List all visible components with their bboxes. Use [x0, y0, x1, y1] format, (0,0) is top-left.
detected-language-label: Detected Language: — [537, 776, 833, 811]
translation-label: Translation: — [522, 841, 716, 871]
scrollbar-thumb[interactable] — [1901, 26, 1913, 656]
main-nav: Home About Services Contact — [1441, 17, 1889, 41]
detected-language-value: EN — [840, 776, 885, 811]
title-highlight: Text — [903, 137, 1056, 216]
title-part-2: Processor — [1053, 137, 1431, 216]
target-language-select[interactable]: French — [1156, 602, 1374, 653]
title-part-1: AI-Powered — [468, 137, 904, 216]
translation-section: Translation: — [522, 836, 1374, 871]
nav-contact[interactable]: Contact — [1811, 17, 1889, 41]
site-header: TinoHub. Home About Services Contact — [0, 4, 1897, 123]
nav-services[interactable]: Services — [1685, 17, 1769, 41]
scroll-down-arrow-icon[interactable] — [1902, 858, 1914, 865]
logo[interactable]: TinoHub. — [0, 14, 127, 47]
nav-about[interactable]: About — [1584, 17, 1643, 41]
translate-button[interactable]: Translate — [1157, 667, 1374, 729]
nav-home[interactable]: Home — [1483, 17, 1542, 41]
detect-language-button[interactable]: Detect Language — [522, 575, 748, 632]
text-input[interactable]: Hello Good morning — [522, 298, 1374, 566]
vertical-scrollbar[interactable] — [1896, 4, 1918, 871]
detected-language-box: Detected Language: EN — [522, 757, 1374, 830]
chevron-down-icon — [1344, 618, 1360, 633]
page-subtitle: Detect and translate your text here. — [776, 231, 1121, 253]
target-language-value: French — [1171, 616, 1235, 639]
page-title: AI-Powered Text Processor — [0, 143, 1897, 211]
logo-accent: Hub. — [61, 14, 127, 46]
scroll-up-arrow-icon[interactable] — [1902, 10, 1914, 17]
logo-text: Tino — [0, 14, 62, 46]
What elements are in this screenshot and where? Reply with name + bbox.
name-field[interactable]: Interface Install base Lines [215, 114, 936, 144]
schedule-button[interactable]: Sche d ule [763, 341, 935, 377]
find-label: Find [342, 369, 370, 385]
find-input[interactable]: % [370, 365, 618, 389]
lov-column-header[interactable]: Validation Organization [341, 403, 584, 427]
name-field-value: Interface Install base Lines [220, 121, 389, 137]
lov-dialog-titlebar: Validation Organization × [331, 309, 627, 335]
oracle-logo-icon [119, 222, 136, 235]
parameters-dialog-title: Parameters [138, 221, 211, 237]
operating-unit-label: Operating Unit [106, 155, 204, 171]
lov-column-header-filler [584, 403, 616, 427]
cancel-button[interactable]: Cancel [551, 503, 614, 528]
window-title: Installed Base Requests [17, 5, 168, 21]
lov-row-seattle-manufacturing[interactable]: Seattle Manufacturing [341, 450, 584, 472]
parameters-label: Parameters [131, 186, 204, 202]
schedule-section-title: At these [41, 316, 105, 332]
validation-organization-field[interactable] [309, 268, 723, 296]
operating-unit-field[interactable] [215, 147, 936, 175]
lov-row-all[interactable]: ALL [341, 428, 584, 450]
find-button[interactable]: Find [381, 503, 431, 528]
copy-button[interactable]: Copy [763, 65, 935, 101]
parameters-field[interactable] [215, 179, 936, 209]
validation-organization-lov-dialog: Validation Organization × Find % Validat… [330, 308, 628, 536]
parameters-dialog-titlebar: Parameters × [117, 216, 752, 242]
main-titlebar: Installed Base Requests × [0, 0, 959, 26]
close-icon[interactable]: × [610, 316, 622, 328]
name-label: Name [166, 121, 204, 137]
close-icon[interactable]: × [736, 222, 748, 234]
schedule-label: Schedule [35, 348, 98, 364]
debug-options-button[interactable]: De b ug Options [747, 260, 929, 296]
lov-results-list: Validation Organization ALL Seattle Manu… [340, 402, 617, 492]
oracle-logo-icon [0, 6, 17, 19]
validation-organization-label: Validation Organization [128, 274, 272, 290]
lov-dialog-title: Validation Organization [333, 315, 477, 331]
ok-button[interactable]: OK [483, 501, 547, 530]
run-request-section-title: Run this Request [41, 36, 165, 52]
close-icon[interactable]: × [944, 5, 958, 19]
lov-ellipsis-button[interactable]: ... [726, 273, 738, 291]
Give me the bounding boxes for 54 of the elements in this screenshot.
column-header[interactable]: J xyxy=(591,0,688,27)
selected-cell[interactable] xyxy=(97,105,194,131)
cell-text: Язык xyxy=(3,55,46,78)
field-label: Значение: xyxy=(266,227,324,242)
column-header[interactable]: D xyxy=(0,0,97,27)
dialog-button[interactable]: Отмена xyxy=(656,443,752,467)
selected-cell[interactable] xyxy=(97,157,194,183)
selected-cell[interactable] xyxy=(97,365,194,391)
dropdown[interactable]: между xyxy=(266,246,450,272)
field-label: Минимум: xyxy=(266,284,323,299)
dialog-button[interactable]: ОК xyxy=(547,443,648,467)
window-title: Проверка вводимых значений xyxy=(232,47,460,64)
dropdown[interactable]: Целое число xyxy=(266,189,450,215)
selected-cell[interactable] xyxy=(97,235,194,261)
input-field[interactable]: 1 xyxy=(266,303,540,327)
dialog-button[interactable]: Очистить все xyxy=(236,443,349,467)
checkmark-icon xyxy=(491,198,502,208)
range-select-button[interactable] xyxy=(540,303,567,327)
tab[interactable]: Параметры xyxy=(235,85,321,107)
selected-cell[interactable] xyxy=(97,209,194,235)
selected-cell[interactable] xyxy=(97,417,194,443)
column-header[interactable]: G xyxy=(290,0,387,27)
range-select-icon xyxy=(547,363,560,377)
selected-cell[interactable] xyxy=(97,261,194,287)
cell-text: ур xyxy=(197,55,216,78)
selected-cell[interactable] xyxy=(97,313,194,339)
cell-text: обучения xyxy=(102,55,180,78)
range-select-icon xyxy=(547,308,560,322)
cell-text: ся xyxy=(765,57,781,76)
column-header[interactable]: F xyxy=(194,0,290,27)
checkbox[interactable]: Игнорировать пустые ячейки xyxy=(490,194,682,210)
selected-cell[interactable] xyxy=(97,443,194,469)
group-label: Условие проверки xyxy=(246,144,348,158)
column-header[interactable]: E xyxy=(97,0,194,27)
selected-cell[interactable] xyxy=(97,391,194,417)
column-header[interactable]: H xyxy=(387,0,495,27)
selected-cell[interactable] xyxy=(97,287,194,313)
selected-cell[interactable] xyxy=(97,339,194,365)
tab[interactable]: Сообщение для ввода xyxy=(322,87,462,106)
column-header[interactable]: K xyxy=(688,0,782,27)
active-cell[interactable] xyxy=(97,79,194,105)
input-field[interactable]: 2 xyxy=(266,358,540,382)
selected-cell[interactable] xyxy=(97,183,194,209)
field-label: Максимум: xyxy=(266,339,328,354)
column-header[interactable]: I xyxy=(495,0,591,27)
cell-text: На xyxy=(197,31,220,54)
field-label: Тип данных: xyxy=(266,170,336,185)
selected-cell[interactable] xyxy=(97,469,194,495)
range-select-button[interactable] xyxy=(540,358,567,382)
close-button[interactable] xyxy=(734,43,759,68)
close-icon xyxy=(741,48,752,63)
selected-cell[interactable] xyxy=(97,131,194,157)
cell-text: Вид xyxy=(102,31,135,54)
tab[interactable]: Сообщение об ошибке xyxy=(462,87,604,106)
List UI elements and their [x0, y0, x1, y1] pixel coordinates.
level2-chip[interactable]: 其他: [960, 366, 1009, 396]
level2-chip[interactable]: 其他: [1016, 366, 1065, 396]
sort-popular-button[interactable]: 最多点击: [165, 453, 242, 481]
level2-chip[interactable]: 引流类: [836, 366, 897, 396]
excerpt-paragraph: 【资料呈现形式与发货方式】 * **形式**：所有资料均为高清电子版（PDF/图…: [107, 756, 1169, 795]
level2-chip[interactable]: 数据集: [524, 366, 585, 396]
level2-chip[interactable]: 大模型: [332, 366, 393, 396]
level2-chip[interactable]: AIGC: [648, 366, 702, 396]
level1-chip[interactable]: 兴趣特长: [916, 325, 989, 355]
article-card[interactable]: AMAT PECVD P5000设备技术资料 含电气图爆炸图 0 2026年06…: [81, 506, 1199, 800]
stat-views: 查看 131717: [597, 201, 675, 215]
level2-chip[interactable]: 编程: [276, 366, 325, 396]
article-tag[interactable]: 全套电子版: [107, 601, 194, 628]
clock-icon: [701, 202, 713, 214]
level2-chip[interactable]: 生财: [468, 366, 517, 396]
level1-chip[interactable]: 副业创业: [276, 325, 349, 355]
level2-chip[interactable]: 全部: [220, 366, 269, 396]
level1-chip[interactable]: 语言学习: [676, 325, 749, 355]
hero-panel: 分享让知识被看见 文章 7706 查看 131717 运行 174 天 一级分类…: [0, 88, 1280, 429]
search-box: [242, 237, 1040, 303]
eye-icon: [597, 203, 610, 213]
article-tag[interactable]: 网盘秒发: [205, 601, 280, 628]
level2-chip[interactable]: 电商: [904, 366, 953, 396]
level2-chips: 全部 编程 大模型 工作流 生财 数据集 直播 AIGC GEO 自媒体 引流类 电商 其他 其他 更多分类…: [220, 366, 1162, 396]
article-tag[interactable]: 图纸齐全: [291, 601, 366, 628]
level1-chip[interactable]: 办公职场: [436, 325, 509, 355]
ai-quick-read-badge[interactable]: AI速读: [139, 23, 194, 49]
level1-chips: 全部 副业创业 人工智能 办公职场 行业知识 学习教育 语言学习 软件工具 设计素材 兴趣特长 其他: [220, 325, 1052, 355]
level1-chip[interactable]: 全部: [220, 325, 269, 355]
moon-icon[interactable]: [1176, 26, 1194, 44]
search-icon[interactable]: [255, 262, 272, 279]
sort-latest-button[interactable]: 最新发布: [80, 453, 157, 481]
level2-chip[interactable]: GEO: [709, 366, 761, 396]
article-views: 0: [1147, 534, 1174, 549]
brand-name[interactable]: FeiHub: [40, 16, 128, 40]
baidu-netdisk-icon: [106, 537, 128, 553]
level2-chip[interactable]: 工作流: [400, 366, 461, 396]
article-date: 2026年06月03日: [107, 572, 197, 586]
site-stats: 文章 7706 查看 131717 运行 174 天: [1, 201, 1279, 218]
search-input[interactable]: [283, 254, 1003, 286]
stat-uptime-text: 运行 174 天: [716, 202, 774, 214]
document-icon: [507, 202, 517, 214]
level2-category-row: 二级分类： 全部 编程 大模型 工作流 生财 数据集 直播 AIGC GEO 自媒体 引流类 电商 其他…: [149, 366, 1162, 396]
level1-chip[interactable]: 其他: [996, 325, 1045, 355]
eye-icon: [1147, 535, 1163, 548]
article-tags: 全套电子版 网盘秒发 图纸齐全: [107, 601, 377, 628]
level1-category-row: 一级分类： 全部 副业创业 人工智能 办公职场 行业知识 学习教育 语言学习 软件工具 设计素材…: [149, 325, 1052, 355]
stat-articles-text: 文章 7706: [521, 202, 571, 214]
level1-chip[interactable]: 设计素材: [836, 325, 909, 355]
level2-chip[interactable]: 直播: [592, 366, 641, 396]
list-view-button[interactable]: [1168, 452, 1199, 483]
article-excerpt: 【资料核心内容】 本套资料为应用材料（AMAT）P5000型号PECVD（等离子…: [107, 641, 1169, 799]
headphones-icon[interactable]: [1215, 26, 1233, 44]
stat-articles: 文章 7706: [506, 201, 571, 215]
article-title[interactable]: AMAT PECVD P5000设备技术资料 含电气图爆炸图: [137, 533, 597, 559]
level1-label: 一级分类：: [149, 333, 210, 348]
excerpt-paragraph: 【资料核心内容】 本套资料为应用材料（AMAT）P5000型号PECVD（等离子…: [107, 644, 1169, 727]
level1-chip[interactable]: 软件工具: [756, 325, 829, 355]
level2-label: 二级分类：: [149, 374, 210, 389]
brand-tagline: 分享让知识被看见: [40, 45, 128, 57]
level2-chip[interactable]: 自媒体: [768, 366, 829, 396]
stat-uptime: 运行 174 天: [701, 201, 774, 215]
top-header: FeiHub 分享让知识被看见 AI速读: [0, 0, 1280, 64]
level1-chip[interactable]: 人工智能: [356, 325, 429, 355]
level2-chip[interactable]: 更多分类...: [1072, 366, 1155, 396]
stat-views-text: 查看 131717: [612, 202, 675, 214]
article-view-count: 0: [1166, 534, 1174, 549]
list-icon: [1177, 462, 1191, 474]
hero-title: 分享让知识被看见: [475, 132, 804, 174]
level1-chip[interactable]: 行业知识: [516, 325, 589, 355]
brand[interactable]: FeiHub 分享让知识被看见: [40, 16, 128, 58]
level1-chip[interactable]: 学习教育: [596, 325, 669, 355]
_____
TASK DESCRIPTION: Reproduce the data word for word, everything from its first line down to and including the line that contains "logo-accent: Hub. — [61, 14, 127, 46]".

SOLUTION TO THIS EXERCISE:
List all visible components with their bboxes. Use [x0, y0, x1, y1] format, (0,0) is top-left.
detected-language-label: Detected Language: — [537, 776, 833, 811]
translation-label: Translation: — [522, 841, 716, 871]
scrollbar-thumb[interactable] — [1901, 26, 1913, 656]
main-nav: Home About Services Contact — [1441, 17, 1889, 41]
detected-language-value: EN — [840, 776, 885, 811]
title-highlight: Text — [903, 137, 1056, 216]
title-part-2: Processor — [1053, 137, 1431, 216]
target-language-select[interactable]: French — [1156, 602, 1374, 653]
title-part-1: AI-Powered — [468, 137, 904, 216]
translation-section: Translation: — [522, 836, 1374, 871]
nav-contact[interactable]: Contact — [1811, 17, 1889, 41]
site-header: TinoHub. Home About Services Contact — [0, 4, 1897, 123]
nav-services[interactable]: Services — [1685, 17, 1769, 41]
scroll-down-arrow-icon[interactable] — [1902, 858, 1914, 865]
logo[interactable]: TinoHub. — [0, 14, 127, 47]
nav-about[interactable]: About — [1584, 17, 1643, 41]
translate-button[interactable]: Translate — [1157, 667, 1374, 729]
nav-home[interactable]: Home — [1483, 17, 1542, 41]
detect-language-button[interactable]: Detect Language — [522, 575, 748, 632]
text-input[interactable]: Hello Good morning — [522, 298, 1374, 566]
vertical-scrollbar[interactable] — [1896, 4, 1918, 871]
detected-language-box: Detected Language: EN — [522, 757, 1374, 830]
chevron-down-icon — [1344, 618, 1360, 633]
page-subtitle: Detect and translate your text here. — [776, 231, 1121, 253]
target-language-value: French — [1171, 616, 1235, 639]
page-title: AI-Powered Text Processor — [0, 143, 1897, 211]
logo-accent: Hub. — [61, 14, 127, 46]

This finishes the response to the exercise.